Stored data:
START
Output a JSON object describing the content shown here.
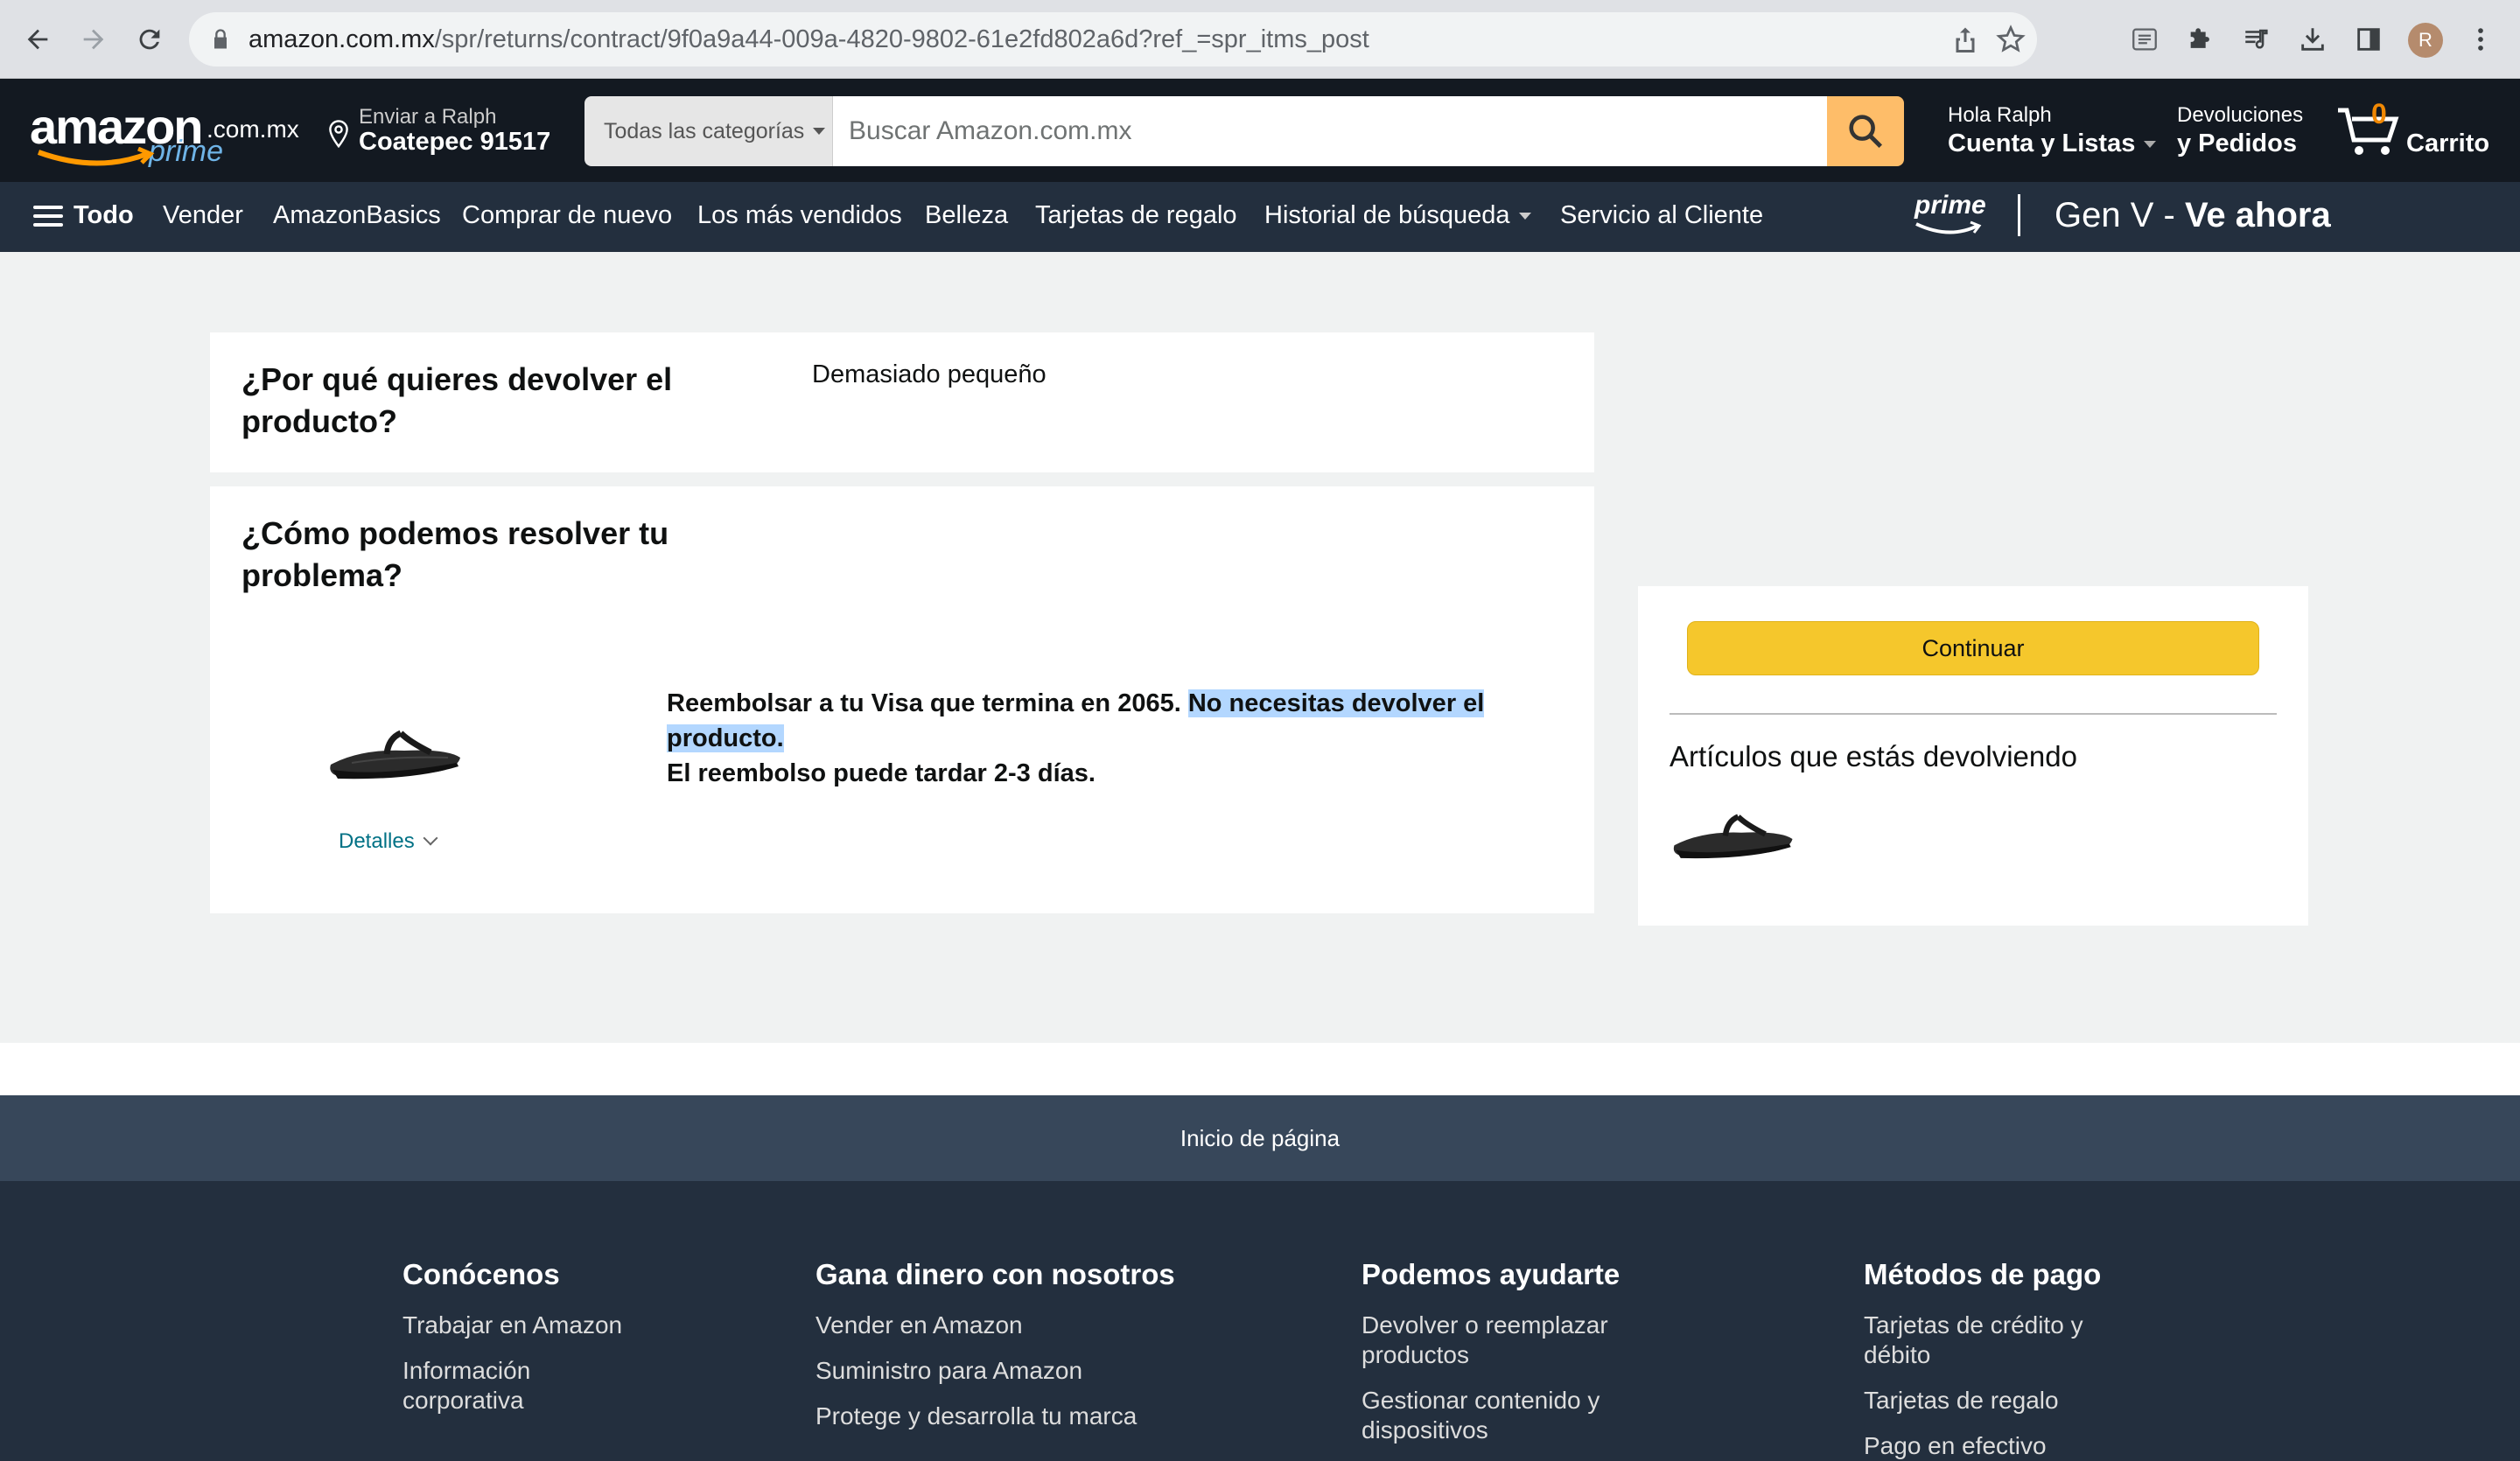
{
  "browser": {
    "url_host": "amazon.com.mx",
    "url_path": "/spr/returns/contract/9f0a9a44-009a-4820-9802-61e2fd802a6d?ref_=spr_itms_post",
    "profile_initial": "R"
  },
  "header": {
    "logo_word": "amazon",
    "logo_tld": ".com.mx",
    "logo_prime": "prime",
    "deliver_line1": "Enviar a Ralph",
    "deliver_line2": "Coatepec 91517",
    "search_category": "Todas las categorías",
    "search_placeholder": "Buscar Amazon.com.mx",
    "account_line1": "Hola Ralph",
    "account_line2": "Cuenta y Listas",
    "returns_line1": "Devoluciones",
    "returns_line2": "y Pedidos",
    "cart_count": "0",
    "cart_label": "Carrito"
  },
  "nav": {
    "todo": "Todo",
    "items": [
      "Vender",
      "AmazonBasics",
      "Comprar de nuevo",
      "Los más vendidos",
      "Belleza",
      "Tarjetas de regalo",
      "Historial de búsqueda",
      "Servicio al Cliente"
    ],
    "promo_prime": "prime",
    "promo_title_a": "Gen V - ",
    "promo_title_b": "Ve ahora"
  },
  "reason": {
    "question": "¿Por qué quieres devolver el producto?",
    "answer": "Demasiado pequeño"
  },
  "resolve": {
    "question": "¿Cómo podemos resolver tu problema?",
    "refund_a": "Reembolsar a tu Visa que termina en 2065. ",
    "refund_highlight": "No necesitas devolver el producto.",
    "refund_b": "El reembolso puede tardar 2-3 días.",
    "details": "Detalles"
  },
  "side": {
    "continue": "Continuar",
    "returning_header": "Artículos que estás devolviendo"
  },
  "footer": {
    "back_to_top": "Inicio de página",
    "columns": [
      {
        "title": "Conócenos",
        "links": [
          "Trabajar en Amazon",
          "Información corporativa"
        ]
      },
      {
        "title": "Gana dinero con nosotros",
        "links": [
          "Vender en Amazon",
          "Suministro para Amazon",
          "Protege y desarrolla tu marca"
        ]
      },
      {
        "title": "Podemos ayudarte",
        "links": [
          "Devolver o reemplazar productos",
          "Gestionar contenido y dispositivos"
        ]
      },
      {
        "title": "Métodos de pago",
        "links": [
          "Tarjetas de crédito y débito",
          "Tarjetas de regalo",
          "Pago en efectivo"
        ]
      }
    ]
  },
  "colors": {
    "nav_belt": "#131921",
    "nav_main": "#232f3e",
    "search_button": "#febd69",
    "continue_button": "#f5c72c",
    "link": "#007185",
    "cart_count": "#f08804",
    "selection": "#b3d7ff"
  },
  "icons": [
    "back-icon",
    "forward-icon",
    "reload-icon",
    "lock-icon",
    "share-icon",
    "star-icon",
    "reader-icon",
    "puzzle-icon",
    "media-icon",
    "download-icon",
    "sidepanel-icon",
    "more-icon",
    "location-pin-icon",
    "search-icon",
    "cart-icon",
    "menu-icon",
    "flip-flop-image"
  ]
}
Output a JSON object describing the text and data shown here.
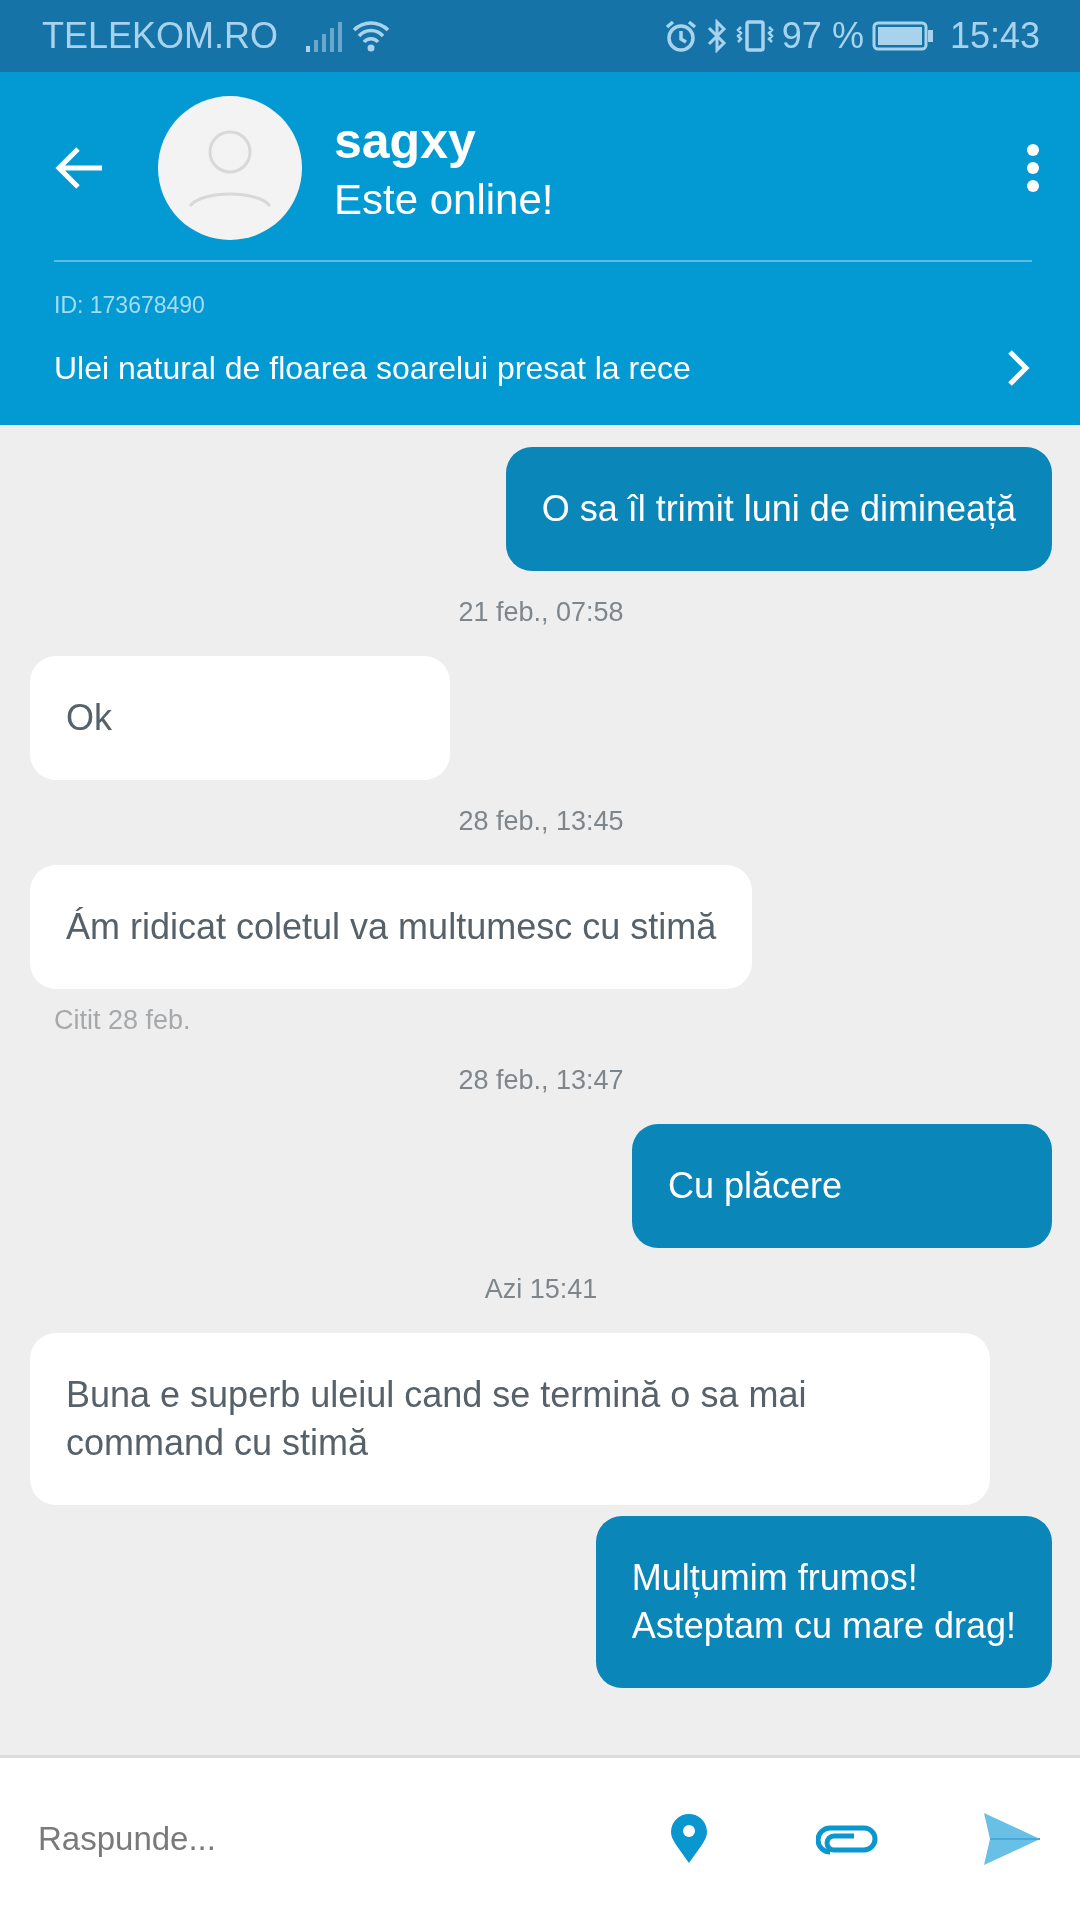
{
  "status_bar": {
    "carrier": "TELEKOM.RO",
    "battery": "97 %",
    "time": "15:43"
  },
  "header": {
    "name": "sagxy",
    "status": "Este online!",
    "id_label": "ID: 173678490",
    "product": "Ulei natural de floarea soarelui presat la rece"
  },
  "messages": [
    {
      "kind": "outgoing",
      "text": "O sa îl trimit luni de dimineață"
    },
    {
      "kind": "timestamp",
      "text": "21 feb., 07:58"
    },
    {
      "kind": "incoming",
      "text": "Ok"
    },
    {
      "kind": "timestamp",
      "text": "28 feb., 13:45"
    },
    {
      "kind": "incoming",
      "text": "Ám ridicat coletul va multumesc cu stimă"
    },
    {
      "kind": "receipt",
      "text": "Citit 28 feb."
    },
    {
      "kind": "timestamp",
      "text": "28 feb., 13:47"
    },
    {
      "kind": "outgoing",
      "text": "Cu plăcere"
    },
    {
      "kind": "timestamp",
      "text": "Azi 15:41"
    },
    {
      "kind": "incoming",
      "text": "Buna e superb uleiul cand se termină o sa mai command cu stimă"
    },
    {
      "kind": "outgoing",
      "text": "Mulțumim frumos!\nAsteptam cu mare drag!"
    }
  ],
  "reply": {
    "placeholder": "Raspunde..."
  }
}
END
**Problem requirements**
Repeat all the data as it stands, dropping any images it holds.

**Full solution**
Output a JSON object describing the content shown here.
{
  "browser": {
    "url_host": "amazon.com.mx",
    "url_path": "/spr/returns/contract/9f0a9a44-009a-4820-9802-61e2fd802a6d?ref_=spr_itms_post",
    "profile_initial": "R"
  },
  "header": {
    "logo_word": "amazon",
    "logo_tld": ".com.mx",
    "logo_prime": "prime",
    "deliver_line1": "Enviar a Ralph",
    "deliver_line2": "Coatepec 91517",
    "search_category": "Todas las categorías",
    "search_placeholder": "Buscar Amazon.com.mx",
    "account_line1": "Hola Ralph",
    "account_line2": "Cuenta y Listas",
    "returns_line1": "Devoluciones",
    "returns_line2": "y Pedidos",
    "cart_count": "0",
    "cart_label": "Carrito"
  },
  "nav": {
    "todo": "Todo",
    "items": [
      "Vender",
      "AmazonBasics",
      "Comprar de nuevo",
      "Los más vendidos",
      "Belleza",
      "Tarjetas de regalo",
      "Historial de búsqueda",
      "Servicio al Cliente"
    ],
    "promo_prime": "prime",
    "promo_title_a": "Gen V - ",
    "promo_title_b": "Ve ahora"
  },
  "reason": {
    "question": "¿Por qué quieres devolver el producto?",
    "answer": "Demasiado pequeño"
  },
  "resolve": {
    "question": "¿Cómo podemos resolver tu problema?",
    "refund_a": "Reembolsar a tu Visa que termina en 2065. ",
    "refund_highlight": "No necesitas devolver el producto.",
    "refund_b": "El reembolso puede tardar 2-3 días.",
    "details": "Detalles"
  },
  "side": {
    "continue": "Continuar",
    "returning_header": "Artículos que estás devolviendo"
  },
  "footer": {
    "back_to_top": "Inicio de página",
    "columns": [
      {
        "title": "Conócenos",
        "links": [
          "Trabajar en Amazon",
          "Información corporativa"
        ]
      },
      {
        "title": "Gana dinero con nosotros",
        "links": [
          "Vender en Amazon",
          "Suministro para Amazon",
          "Protege y desarrolla tu marca"
        ]
      },
      {
        "title": "Podemos ayudarte",
        "links": [
          "Devolver o reemplazar productos",
          "Gestionar contenido y dispositivos"
        ]
      },
      {
        "title": "Métodos de pago",
        "links": [
          "Tarjetas de crédito y débito",
          "Tarjetas de regalo",
          "Pago en efectivo"
        ]
      }
    ]
  },
  "colors": {
    "nav_belt": "#131921",
    "nav_main": "#232f3e",
    "search_button": "#febd69",
    "continue_button": "#f5c72c",
    "link": "#007185",
    "cart_count": "#f08804",
    "selection": "#b3d7ff"
  },
  "icons": [
    "back-icon",
    "forward-icon",
    "reload-icon",
    "lock-icon",
    "share-icon",
    "star-icon",
    "reader-icon",
    "puzzle-icon",
    "media-icon",
    "download-icon",
    "sidepanel-icon",
    "more-icon",
    "location-pin-icon",
    "search-icon",
    "cart-icon",
    "menu-icon",
    "flip-flop-image"
  ]
}
Output a JSON object describing the text and data shown here.
{
  "status_bar": {
    "carrier": "TELEKOM.RO",
    "battery": "97 %",
    "time": "15:43"
  },
  "header": {
    "name": "sagxy",
    "status": "Este online!",
    "id_label": "ID: 173678490",
    "product": "Ulei natural de floarea soarelui presat la rece"
  },
  "messages": [
    {
      "kind": "outgoing",
      "text": "O sa îl trimit luni de dimineață"
    },
    {
      "kind": "timestamp",
      "text": "21 feb., 07:58"
    },
    {
      "kind": "incoming",
      "text": "Ok"
    },
    {
      "kind": "timestamp",
      "text": "28 feb., 13:45"
    },
    {
      "kind": "incoming",
      "text": "Ám ridicat coletul va multumesc cu stimă"
    },
    {
      "kind": "receipt",
      "text": "Citit 28 feb."
    },
    {
      "kind": "timestamp",
      "text": "28 feb., 13:47"
    },
    {
      "kind": "outgoing",
      "text": "Cu plăcere"
    },
    {
      "kind": "timestamp",
      "text": "Azi 15:41"
    },
    {
      "kind": "incoming",
      "text": "Buna e superb uleiul cand se termină o sa mai command cu stimă"
    },
    {
      "kind": "outgoing",
      "text": "Mulțumim frumos!\nAsteptam cu mare drag!"
    }
  ],
  "reply": {
    "placeholder": "Raspunde..."
  }
}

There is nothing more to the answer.